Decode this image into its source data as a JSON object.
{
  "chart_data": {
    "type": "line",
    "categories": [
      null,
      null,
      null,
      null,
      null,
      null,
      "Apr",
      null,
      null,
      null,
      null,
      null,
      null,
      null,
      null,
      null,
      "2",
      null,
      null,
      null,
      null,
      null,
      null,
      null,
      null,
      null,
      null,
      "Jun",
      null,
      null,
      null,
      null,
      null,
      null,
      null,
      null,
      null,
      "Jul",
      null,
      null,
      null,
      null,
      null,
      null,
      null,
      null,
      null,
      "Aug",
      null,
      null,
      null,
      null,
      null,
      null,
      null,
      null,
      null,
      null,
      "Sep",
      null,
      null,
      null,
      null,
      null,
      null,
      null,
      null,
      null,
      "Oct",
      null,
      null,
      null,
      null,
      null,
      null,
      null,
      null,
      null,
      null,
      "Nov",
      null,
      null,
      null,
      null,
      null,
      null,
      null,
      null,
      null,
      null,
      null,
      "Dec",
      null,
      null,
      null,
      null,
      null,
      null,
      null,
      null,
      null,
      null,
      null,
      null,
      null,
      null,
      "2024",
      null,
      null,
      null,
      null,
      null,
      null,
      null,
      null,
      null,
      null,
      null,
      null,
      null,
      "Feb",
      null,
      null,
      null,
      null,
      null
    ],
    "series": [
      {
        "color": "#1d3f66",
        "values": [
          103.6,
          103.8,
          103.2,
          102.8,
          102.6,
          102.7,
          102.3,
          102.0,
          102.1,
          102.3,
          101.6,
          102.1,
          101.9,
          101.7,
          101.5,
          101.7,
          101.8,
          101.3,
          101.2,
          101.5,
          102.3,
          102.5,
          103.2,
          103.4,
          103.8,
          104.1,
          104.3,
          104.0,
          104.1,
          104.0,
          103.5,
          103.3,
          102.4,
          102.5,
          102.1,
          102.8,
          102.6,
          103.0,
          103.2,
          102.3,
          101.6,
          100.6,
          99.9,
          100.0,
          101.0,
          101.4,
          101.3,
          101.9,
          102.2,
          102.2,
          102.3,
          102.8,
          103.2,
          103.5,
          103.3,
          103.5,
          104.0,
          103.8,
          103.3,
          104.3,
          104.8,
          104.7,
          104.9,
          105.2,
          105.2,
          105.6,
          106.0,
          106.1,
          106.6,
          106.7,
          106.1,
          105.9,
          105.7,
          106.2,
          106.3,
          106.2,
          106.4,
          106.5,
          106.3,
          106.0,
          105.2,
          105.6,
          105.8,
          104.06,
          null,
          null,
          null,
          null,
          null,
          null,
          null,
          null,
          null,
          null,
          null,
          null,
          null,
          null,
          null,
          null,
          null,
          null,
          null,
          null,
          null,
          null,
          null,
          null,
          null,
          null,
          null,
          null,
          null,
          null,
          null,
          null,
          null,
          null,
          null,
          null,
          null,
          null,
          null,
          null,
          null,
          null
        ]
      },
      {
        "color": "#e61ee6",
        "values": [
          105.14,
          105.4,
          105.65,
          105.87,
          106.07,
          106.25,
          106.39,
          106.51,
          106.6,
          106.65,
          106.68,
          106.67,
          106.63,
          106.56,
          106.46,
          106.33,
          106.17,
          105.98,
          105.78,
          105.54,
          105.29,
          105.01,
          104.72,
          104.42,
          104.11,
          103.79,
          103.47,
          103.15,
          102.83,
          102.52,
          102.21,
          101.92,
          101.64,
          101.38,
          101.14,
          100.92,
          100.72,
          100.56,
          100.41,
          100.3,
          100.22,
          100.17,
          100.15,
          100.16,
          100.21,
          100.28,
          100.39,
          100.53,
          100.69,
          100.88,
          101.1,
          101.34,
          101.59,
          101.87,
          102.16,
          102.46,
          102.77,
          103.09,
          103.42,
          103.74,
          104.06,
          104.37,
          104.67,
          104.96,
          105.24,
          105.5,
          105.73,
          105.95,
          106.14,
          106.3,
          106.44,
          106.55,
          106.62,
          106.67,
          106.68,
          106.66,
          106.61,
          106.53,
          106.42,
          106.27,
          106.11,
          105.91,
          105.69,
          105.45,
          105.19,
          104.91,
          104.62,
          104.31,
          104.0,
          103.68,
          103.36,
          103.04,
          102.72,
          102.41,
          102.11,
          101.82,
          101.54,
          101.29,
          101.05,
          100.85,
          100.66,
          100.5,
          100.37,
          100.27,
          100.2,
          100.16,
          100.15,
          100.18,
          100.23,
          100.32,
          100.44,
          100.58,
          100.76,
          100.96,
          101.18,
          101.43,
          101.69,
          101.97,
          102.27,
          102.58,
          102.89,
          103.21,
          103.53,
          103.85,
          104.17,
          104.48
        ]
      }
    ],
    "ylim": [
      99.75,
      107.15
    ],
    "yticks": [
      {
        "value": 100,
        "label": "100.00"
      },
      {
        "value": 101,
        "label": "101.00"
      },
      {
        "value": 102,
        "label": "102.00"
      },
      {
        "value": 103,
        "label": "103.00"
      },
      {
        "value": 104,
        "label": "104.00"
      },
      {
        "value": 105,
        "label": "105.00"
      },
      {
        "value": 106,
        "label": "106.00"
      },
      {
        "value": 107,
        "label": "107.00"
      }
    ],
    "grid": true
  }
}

● ● ●

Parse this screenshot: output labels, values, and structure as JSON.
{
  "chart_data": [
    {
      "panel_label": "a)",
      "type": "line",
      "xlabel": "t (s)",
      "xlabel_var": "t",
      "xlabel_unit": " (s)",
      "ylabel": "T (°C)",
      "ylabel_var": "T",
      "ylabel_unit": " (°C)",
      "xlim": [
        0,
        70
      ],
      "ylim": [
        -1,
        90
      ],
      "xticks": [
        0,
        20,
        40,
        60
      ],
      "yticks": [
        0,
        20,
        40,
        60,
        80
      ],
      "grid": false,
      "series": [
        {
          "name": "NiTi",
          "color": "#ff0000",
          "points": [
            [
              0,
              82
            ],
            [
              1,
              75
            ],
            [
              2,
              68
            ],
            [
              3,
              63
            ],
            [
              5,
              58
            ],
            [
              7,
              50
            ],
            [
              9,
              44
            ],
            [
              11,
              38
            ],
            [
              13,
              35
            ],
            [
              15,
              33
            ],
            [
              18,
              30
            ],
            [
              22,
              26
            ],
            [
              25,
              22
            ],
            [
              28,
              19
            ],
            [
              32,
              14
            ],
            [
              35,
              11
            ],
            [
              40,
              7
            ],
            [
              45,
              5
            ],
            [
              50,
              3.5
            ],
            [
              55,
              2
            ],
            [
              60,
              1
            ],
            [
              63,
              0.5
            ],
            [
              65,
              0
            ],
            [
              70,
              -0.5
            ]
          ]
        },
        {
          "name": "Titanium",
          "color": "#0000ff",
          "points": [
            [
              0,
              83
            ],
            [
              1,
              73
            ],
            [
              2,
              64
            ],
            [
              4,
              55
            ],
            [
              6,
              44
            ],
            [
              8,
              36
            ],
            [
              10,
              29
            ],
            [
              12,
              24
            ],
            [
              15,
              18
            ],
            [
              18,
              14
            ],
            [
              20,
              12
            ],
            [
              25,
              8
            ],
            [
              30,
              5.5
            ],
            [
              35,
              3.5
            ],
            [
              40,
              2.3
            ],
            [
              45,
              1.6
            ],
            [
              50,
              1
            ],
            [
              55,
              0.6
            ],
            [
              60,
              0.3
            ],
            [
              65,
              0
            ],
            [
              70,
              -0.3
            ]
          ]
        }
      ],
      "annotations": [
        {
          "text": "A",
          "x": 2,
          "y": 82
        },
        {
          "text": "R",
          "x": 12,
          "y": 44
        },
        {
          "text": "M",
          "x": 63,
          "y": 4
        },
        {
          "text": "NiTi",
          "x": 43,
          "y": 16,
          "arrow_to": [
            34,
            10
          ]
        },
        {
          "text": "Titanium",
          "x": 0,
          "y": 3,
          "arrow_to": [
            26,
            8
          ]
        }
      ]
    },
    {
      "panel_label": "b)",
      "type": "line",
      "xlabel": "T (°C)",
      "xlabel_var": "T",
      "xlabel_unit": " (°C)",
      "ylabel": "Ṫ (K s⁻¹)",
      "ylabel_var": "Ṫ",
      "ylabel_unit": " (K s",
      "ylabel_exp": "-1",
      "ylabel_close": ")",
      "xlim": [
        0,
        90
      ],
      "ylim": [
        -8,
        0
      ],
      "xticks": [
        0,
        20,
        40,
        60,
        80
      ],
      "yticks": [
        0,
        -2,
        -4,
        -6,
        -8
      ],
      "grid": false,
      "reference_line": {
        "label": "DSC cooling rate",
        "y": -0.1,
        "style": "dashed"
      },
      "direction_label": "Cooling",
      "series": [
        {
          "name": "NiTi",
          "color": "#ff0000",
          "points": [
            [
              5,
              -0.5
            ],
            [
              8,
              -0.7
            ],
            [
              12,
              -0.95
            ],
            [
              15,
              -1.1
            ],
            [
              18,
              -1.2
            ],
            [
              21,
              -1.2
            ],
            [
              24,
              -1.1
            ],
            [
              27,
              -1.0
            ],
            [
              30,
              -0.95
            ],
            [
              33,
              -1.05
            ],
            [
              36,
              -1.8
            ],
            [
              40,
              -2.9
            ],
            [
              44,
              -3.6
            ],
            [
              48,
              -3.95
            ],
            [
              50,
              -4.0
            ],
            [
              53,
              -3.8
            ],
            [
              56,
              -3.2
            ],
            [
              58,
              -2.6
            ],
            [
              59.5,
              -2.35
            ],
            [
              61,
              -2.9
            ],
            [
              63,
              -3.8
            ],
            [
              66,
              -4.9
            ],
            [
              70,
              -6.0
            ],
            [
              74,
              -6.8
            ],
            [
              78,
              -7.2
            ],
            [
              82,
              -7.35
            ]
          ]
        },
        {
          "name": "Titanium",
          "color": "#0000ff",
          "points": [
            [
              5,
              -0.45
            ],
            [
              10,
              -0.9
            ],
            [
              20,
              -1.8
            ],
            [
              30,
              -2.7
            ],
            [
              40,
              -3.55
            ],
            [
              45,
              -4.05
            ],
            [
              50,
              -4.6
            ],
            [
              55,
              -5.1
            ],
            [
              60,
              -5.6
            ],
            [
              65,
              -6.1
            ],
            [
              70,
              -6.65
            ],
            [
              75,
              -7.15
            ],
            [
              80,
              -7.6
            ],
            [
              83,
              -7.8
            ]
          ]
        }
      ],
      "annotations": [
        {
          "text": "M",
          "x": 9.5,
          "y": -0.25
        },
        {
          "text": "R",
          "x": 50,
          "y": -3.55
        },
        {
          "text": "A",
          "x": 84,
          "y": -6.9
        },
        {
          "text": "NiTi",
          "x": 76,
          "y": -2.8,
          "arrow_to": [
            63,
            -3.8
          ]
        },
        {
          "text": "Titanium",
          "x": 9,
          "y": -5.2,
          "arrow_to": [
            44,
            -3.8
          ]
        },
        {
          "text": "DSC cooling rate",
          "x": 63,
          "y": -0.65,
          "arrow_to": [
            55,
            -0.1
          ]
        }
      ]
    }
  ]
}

● ● ●

## TASK DESCRIPTION:
Find the lines that include the string "rate", then copy each of them.

## ANSWER TO THE TASK:
        "label": "DSC cooling rate",
          "text": "DSC cooling rate",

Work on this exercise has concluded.